■ **Passage to read**
━━━━━━━━━━━━━━━━

The historic tragedy is that these Labour Zionists give no thought to a third possibility—which they should have considered above the others: that Hebrew sovereignty be maintained over these regions.

That is a question that the Likud poses continuously, in the Knesset and outside it: Is this the only alternative—that there can be only this Arab regime or that Arab regime in Judea and Samaria?  What about the Jewish people and its inalienable rights?

In posing that question, we do not ignore any political or security problem.


On the contrary—by rejecting the Labour Party's alternatives we are looking the facts clearly in the face.  There is no differentiation whatsoever between our historic rights and our right to security.

If Judea and Samaria were torn out of our State, that would mean the destruction of the very basis of our security—and that inevitably means the end of all chances of peace.

There is no need for any guesses about the future to prove that.  The experience of the recent past suffices.  Did we enjoy a single day of peace when Hussein's troops were stationed in Bethlehem, Schechem, Tulkarem and Qalqilya?

Human memory is brief, especially when one wants to forget.  But can we forget the bloodshed and the constant threats that were our lot after the Transjordanian invader seized the territory of Judea and Samaria in 1948?

It is necessary to emphasise, therefore, that our right to Eretz Israel is not something abstract.  It is our very life and security.

The so-called "pragmatists" who want to hand over Judea and Samaria to Arab rule should look again closely at the end of their road and ask themselves whether they may not be daydreaming about the outcome of their hopes.


Let them, for example, read the latest Hussein interview with Newsweek editor De Bourchgrava:

Q.: Would Jordan be prepared to participate in the Geneva talks?

━━━━━━━━━━━━━━━━

■ **Source material**
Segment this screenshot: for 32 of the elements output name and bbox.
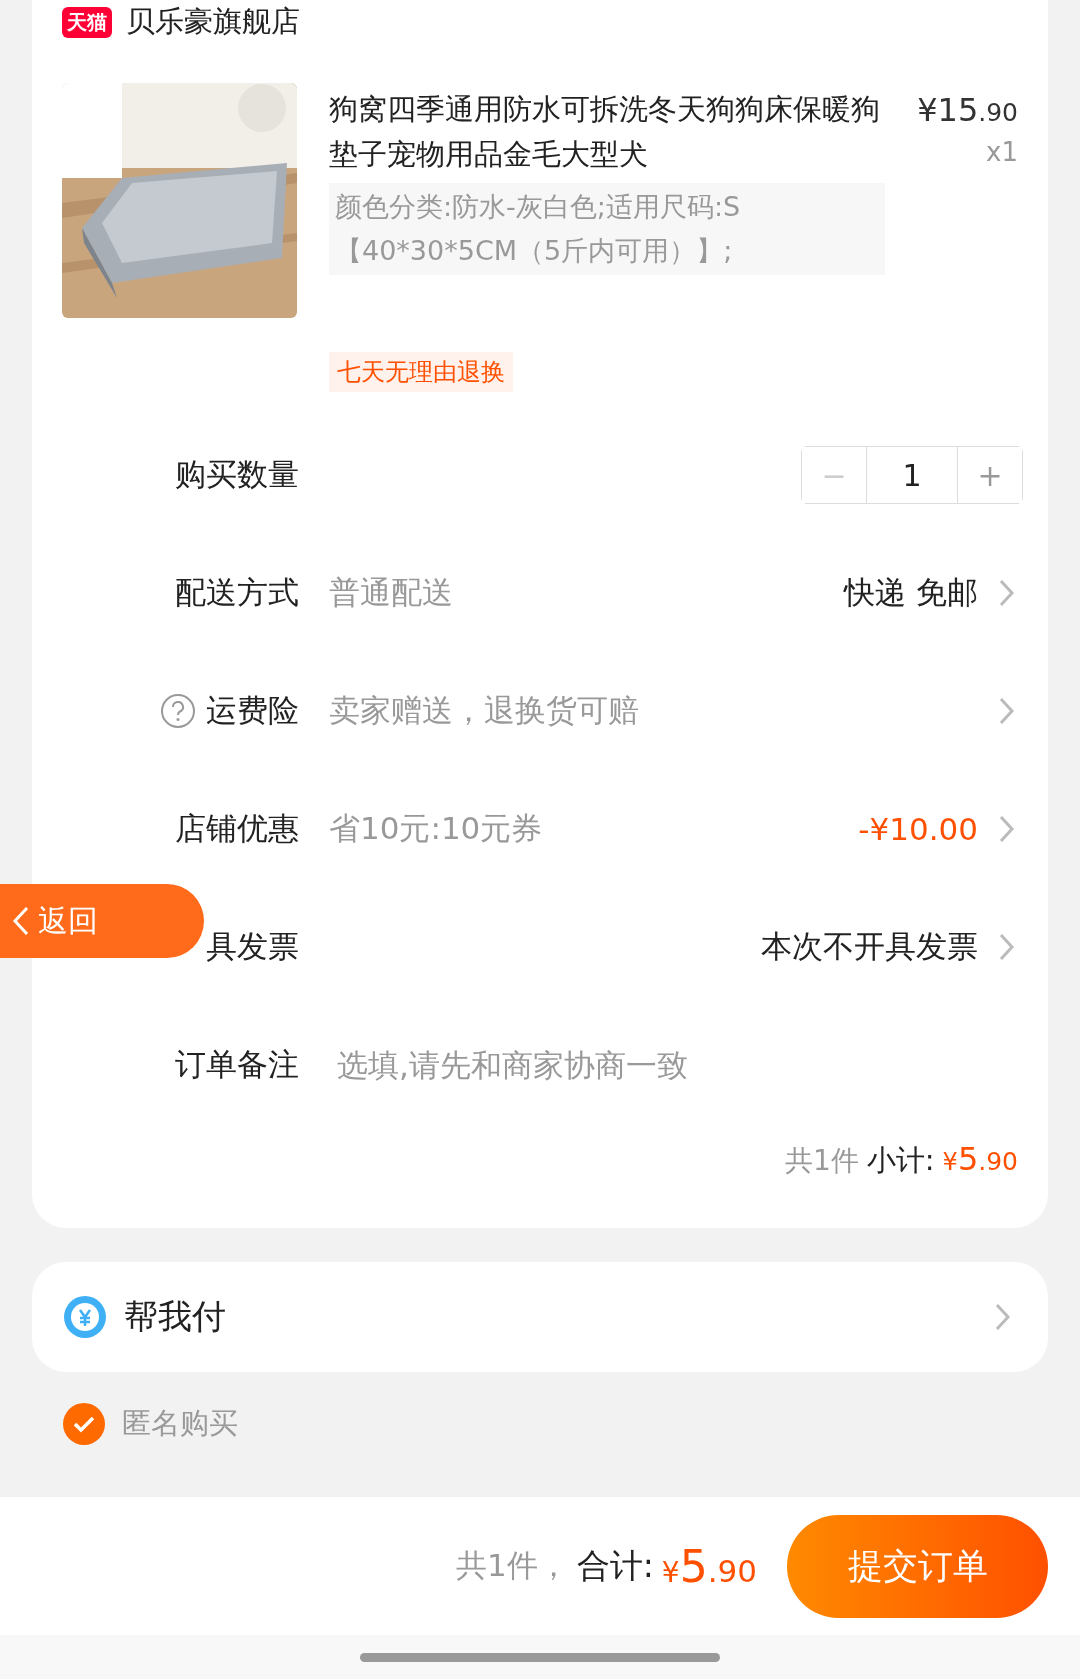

━━━━━━━━━━━━━━━━

■ **Tasks to perform**
• a. Using the passage on Judea and Samaria, decide whether each statement agrees with it. Answer yes or no, and quote the deciding words.
(i) The passage says the Likud raises its question only inside the Knesset.
(ii) The passage says there is no difference between historic rights and the right to security.
(iii) The passage gives 1948 as the year the Transjordanian invader seized Judea and Samaria.
• b. Which towns does the passage on Judea and Samaria name as places where Hussein's troops were stationed?
• c. Write what comes next in the passage on Judea and Samaria, starting after its final line.

■ **Answers to the problems**
• a.
(i) No: "in the Knesset and outside it"
(ii) Yes: "There is no differentiation whatsoever between our historic rights and our right to security."
(iii) Yes: "after the Transjordanian invader seized the territory of Judea and Samaria in 1948"

• b. Bethlehem, Schechem, Tulkarem and Qalqilya.

• c.
We are no longer directly concerned with the return of the West Bank.  The P.L.O. has been authorised to negotiate for the restoration of the occupied Palestinian territory and so we feel that the P.L.O. must participate from the outset in the Geneva talks, even without us.

Q.: The P.L.O. believes that it can isolate and break up Israel.  How can impetus towards peace be established…?

Israel is the State in this region striving to expand.  It is the Arabs who need guarantees that Israel is prepared to live peacefully within its original borders.

Q.: Which borders?  Those of 1947 or 1967?

The agreed Arab view now is 1967.

So—while Labour Party leaders still talk about a Transjordanian-Palestinian State in Judea, Samaria and Transjordan, and ignore the Arab decisions at Rabat, the king about whom they are daydreaming does his best to set them right.  He tells them explicitly that the terrorist "P.L.O." is the Arabs' accredited spokesman for negotiating the future of Judea and Samaria.

The address, he stipulates, is Arafat—not Hussein.

And we should pay attention to his phraseology: "NOW", at this moment, the Arabs are agreed on the 1967 borders.

And afterwards?


How in the circumstances can our "pragmatists" continue with their insistence on handing Judea and Samaria over to Transjordan?  Can they not see?  Do they not hear?

There are those other "pragmatists" who say that, in the circumstances, they have no alternative but to hand over Judea and Samaria and Gaza to the "Palestinians".  Proud of their being in the vanguard of "progressive" philosophies, they explain that "the Palestinian people have the right to self-expression".  There is a new criterion for "progress" nowadays.  If you recognise a "Palestinian entity", you are progressive.  If you regard that concept as a weapon for the destruction of Israel, you are a reactionary.

In fact, the exact opposite is true—just as it was in those days when the accepted criterion for "progress" was subservience to Moscow's ideas.

The day will yet come when it will be realised that there is nothing more reactionary than the concept behind the campaign to create a Palestinian entity.  It is a campaign to shatter the basis of Jewish statehood, to deprive us of our historic, ancestral Homeland.


But at this moment reactionary, discriminatory circles are in the ascendancy, and so Jewish "pragmatists" consider themselves to be very "progressive" if they espouse the idea of a Palestinian State in the heart of Eretz Israel.  Why, even the Pope agrees with them.

But they insist that the State they are campaigning for will not be an Arafat-led State.

They accept that an Arafat State in the heart of Eretz Israel would endanger Israel's security.  "Palestinians—yes", they say; "Arafat—no."

They should ask themselves how many hours would elapse before the Arab mayors of a State such as they envisage would invite Arafat to come over and place himself at their helm.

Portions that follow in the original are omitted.